*Objective*: The entries below need to be written out exactly, with no pictures included.

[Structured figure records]
+++
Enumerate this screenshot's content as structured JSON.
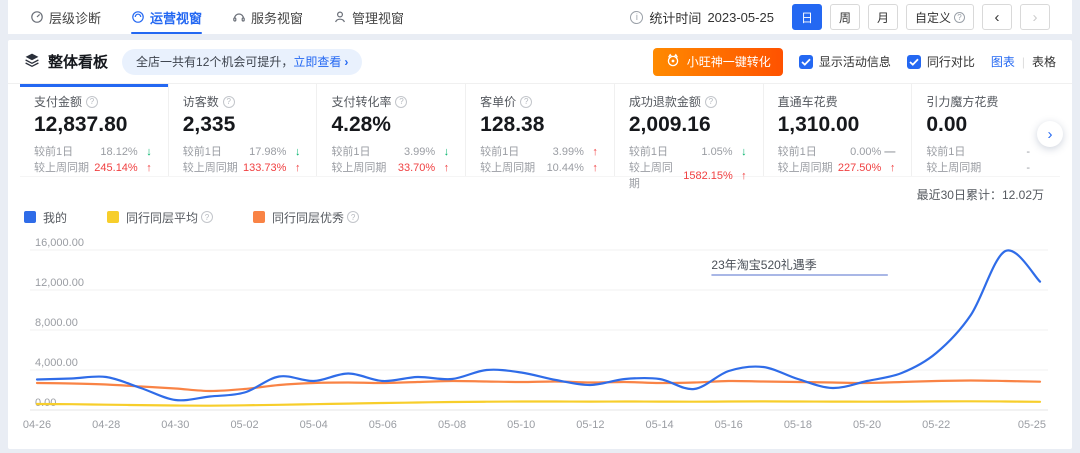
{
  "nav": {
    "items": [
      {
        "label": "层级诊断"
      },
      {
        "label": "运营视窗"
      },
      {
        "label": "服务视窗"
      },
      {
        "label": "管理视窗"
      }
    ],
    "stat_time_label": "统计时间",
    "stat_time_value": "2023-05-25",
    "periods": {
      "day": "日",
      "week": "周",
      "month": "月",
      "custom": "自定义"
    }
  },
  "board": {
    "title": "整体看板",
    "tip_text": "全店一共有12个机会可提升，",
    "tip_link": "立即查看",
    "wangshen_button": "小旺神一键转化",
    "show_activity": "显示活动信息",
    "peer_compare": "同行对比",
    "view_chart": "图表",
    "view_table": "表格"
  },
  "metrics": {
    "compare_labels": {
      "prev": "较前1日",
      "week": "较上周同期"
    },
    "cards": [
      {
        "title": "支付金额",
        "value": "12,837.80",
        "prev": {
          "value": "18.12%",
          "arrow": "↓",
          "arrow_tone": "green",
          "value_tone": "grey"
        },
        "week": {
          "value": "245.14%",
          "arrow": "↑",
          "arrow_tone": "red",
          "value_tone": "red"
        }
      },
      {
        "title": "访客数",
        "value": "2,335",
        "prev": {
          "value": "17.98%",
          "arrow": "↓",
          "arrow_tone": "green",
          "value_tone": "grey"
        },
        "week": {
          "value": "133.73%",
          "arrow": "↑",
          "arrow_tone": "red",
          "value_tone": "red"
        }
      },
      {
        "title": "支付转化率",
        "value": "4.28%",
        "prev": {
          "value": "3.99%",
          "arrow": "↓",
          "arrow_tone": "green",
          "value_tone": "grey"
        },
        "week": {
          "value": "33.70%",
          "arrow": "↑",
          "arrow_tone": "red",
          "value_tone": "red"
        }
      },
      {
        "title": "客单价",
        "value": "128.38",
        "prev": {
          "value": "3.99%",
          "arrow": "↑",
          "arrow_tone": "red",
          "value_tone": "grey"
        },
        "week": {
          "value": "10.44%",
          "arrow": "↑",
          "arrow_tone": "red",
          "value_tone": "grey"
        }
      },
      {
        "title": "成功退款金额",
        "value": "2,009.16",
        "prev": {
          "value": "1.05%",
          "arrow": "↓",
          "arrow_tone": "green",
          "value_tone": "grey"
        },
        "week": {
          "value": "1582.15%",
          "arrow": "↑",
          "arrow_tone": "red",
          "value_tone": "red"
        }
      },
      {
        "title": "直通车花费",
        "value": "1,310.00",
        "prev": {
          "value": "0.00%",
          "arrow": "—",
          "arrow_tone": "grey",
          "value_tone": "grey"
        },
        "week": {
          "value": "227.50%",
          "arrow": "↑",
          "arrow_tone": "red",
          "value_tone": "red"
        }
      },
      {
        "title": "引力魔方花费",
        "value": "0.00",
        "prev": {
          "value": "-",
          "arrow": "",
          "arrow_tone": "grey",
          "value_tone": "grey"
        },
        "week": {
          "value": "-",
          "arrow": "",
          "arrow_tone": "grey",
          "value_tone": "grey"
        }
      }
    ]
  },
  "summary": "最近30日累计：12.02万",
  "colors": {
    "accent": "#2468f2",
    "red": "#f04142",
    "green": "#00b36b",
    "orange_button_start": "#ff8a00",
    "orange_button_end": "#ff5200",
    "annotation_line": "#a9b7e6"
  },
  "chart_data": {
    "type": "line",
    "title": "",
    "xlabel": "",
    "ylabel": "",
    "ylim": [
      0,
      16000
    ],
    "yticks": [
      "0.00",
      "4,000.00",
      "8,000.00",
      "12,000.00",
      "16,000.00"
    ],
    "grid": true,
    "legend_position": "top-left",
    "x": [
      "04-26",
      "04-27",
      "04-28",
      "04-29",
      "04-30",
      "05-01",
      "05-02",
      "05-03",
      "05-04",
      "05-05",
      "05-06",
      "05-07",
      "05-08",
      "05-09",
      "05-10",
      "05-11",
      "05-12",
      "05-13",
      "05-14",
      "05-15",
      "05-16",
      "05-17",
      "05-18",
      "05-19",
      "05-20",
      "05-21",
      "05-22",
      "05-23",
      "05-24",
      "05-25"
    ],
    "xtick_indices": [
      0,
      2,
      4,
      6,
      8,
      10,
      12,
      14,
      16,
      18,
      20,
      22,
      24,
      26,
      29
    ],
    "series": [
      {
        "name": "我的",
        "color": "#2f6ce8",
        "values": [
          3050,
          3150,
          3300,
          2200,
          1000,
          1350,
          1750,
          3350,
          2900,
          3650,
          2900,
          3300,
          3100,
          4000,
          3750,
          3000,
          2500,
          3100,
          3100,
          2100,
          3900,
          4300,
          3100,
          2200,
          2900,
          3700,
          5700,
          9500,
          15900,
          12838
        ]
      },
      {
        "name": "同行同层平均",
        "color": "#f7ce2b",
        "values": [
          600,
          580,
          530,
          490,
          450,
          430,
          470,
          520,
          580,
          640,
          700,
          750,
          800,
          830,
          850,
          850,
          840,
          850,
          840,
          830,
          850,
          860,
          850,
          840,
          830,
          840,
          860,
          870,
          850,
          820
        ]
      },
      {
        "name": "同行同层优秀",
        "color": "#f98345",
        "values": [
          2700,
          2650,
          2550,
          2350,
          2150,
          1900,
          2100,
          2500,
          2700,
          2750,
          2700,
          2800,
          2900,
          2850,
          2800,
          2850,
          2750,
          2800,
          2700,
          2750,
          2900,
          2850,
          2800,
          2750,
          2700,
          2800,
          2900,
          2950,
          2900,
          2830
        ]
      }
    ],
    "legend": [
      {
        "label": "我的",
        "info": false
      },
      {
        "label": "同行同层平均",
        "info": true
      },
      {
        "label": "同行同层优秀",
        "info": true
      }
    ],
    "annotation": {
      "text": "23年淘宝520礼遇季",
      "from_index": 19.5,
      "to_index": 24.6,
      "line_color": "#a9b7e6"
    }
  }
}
+++
*Written solution*:
Enumerate this screenshot's content as structured JSON.
{
  "nav": {
    "items": [
      {
        "label": "层级诊断"
      },
      {
        "label": "运营视窗"
      },
      {
        "label": "服务视窗"
      },
      {
        "label": "管理视窗"
      }
    ],
    "stat_time_label": "统计时间",
    "stat_time_value": "2023-05-25",
    "periods": {
      "day": "日",
      "week": "周",
      "month": "月",
      "custom": "自定义"
    }
  },
  "board": {
    "title": "整体看板",
    "tip_text": "全店一共有12个机会可提升，",
    "tip_link": "立即查看",
    "wangshen_button": "小旺神一键转化",
    "show_activity": "显示活动信息",
    "peer_compare": "同行对比",
    "view_chart": "图表",
    "view_table": "表格"
  },
  "metrics": {
    "compare_labels": {
      "prev": "较前1日",
      "week": "较上周同期"
    },
    "cards": [
      {
        "title": "支付金额",
        "value": "12,837.80",
        "prev": {
          "value": "18.12%",
          "arrow": "↓",
          "arrow_tone": "green",
          "value_tone": "grey"
        },
        "week": {
          "value": "245.14%",
          "arrow": "↑",
          "arrow_tone": "red",
          "value_tone": "red"
        }
      },
      {
        "title": "访客数",
        "value": "2,335",
        "prev": {
          "value": "17.98%",
          "arrow": "↓",
          "arrow_tone": "green",
          "value_tone": "grey"
        },
        "week": {
          "value": "133.73%",
          "arrow": "↑",
          "arrow_tone": "red",
          "value_tone": "red"
        }
      },
      {
        "title": "支付转化率",
        "value": "4.28%",
        "prev": {
          "value": "3.99%",
          "arrow": "↓",
          "arrow_tone": "green",
          "value_tone": "grey"
        },
        "week": {
          "value": "33.70%",
          "arrow": "↑",
          "arrow_tone": "red",
          "value_tone": "red"
        }
      },
      {
        "title": "客单价",
        "value": "128.38",
        "prev": {
          "value": "3.99%",
          "arrow": "↑",
          "arrow_tone": "red",
          "value_tone": "grey"
        },
        "week": {
          "value": "10.44%",
          "arrow": "↑",
          "arrow_tone": "red",
          "value_tone": "grey"
        }
      },
      {
        "title": "成功退款金额",
        "value": "2,009.16",
        "prev": {
          "value": "1.05%",
          "arrow": "↓",
          "arrow_tone": "green",
          "value_tone": "grey"
        },
        "week": {
          "value": "1582.15%",
          "arrow": "↑",
          "arrow_tone": "red",
          "value_tone": "red"
        }
      },
      {
        "title": "直通车花费",
        "value": "1,310.00",
        "prev": {
          "value": "0.00%",
          "arrow": "—",
          "arrow_tone": "grey",
          "value_tone": "grey"
        },
        "week": {
          "value": "227.50%",
          "arrow": "↑",
          "arrow_tone": "red",
          "value_tone": "red"
        }
      },
      {
        "title": "引力魔方花费",
        "value": "0.00",
        "prev": {
          "value": "-",
          "arrow": "",
          "arrow_tone": "grey",
          "value_tone": "grey"
        },
        "week": {
          "value": "-",
          "arrow": "",
          "arrow_tone": "grey",
          "value_tone": "grey"
        }
      }
    ]
  },
  "summary": "最近30日累计：12.02万",
  "colors": {
    "accent": "#2468f2",
    "red": "#f04142",
    "green": "#00b36b",
    "orange_button_start": "#ff8a00",
    "orange_button_end": "#ff5200",
    "annotation_line": "#a9b7e6"
  },
  "chart_data": {
    "type": "line",
    "title": "",
    "xlabel": "",
    "ylabel": "",
    "ylim": [
      0,
      16000
    ],
    "yticks": [
      "0.00",
      "4,000.00",
      "8,000.00",
      "12,000.00",
      "16,000.00"
    ],
    "grid": true,
    "legend_position": "top-left",
    "x": [
      "04-26",
      "04-27",
      "04-28",
      "04-29",
      "04-30",
      "05-01",
      "05-02",
      "05-03",
      "05-04",
      "05-05",
      "05-06",
      "05-07",
      "05-08",
      "05-09",
      "05-10",
      "05-11",
      "05-12",
      "05-13",
      "05-14",
      "05-15",
      "05-16",
      "05-17",
      "05-18",
      "05-19",
      "05-20",
      "05-21",
      "05-22",
      "05-23",
      "05-24",
      "05-25"
    ],
    "xtick_indices": [
      0,
      2,
      4,
      6,
      8,
      10,
      12,
      14,
      16,
      18,
      20,
      22,
      24,
      26,
      29
    ],
    "series": [
      {
        "name": "我的",
        "color": "#2f6ce8",
        "values": [
          3050,
          3150,
          3300,
          2200,
          1000,
          1350,
          1750,
          3350,
          2900,
          3650,
          2900,
          3300,
          3100,
          4000,
          3750,
          3000,
          2500,
          3100,
          3100,
          2100,
          3900,
          4300,
          3100,
          2200,
          2900,
          3700,
          5700,
          9500,
          15900,
          12838
        ]
      },
      {
        "name": "同行同层平均",
        "color": "#f7ce2b",
        "values": [
          600,
          580,
          530,
          490,
          450,
          430,
          470,
          520,
          580,
          640,
          700,
          750,
          800,
          830,
          850,
          850,
          840,
          850,
          840,
          830,
          850,
          860,
          850,
          840,
          830,
          840,
          860,
          870,
          850,
          820
        ]
      },
      {
        "name": "同行同层优秀",
        "color": "#f98345",
        "values": [
          2700,
          2650,
          2550,
          2350,
          2150,
          1900,
          2100,
          2500,
          2700,
          2750,
          2700,
          2800,
          2900,
          2850,
          2800,
          2850,
          2750,
          2800,
          2700,
          2750,
          2900,
          2850,
          2800,
          2750,
          2700,
          2800,
          2900,
          2950,
          2900,
          2830
        ]
      }
    ],
    "legend": [
      {
        "label": "我的",
        "info": false
      },
      {
        "label": "同行同层平均",
        "info": true
      },
      {
        "label": "同行同层优秀",
        "info": true
      }
    ],
    "annotation": {
      "text": "23年淘宝520礼遇季",
      "from_index": 19.5,
      "to_index": 24.6,
      "line_color": "#a9b7e6"
    }
  }
}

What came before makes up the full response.